EXTRACTED RECORDS.
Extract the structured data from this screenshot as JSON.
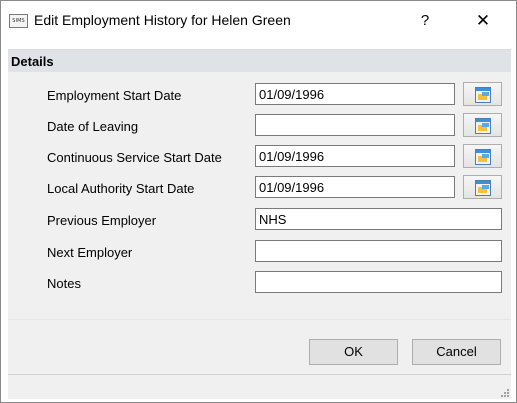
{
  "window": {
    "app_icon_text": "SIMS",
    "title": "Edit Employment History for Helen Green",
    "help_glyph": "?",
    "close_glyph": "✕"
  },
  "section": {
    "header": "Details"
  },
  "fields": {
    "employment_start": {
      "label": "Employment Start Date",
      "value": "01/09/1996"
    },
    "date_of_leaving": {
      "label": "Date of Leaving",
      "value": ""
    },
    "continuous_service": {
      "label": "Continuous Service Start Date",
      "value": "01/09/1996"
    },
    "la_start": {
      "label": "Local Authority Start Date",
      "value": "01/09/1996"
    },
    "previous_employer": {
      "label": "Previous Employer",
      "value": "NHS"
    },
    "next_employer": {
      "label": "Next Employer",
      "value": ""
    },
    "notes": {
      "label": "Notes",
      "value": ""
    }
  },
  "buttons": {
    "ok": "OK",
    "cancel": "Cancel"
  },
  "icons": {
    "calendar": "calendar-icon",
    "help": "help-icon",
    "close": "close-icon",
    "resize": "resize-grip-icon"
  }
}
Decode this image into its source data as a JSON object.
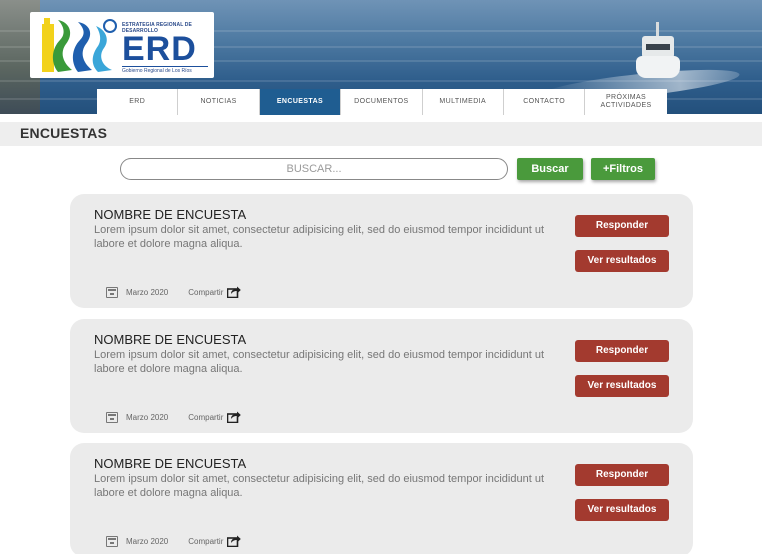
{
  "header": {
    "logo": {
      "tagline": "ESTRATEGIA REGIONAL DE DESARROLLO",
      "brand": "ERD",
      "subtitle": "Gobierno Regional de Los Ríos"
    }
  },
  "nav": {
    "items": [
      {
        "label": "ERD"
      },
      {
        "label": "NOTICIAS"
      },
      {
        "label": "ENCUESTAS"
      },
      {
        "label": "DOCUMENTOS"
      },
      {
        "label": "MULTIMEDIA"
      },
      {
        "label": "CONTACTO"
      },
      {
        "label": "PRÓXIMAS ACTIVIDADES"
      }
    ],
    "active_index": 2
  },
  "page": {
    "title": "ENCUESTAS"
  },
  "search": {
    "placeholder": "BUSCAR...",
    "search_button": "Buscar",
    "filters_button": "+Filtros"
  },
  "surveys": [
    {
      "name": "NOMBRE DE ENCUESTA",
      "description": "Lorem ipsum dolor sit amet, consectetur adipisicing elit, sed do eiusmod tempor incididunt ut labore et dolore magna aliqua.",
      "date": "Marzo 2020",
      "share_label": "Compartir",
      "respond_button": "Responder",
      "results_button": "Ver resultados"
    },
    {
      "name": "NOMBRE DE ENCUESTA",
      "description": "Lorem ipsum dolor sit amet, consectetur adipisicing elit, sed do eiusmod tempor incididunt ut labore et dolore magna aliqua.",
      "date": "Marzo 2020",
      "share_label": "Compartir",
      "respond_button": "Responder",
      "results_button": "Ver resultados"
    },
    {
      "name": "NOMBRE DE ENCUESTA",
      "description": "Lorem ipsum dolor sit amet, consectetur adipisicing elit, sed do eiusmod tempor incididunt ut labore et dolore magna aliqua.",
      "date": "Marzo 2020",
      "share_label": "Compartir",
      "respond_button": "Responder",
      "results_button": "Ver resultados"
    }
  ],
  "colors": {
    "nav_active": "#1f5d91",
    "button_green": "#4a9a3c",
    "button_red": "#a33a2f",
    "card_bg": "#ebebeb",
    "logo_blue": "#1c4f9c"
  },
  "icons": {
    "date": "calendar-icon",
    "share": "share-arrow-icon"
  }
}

* * *

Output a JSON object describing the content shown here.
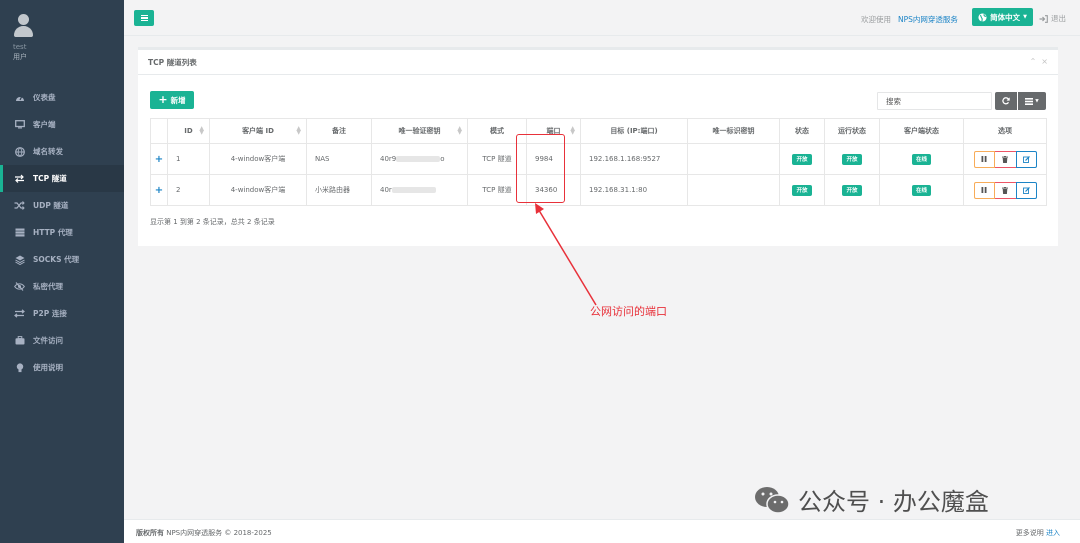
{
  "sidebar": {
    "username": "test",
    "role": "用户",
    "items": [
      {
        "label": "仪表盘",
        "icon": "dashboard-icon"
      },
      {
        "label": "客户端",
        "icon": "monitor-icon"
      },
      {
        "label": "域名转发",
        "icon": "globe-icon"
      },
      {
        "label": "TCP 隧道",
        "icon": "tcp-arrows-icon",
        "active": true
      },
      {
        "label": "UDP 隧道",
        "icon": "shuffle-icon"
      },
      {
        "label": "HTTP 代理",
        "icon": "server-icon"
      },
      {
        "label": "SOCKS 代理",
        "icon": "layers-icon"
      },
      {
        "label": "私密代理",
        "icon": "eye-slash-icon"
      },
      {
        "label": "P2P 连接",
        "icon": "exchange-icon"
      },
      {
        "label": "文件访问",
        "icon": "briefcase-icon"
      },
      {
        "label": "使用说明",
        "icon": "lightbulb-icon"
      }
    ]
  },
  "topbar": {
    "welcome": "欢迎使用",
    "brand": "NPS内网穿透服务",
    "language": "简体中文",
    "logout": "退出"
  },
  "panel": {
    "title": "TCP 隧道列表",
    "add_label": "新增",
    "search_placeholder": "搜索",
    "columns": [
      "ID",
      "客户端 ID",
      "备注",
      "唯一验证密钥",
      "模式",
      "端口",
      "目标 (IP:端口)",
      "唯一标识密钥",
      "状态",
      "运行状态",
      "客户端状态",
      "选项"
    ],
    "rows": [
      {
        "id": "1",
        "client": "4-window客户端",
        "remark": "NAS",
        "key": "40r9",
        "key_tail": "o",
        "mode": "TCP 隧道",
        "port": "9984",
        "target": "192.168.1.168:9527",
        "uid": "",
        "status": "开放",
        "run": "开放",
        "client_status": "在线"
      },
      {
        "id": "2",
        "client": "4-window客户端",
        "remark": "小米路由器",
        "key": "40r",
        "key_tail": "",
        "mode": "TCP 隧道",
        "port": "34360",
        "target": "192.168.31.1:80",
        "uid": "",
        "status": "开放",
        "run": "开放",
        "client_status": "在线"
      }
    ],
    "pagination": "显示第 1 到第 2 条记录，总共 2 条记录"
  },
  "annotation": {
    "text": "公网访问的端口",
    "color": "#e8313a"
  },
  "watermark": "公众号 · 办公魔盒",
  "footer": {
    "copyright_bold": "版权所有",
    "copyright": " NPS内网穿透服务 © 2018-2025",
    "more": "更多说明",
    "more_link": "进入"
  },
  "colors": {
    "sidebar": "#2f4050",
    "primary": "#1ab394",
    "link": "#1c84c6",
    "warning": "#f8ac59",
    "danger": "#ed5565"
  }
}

EXERCISE DESCRIPTION. All lines above with "data" in them should be returned.

WRITTEN SOLUTION.
Extract the structured data from this screenshot as JSON.
Decode this image into its source data as a JSON object.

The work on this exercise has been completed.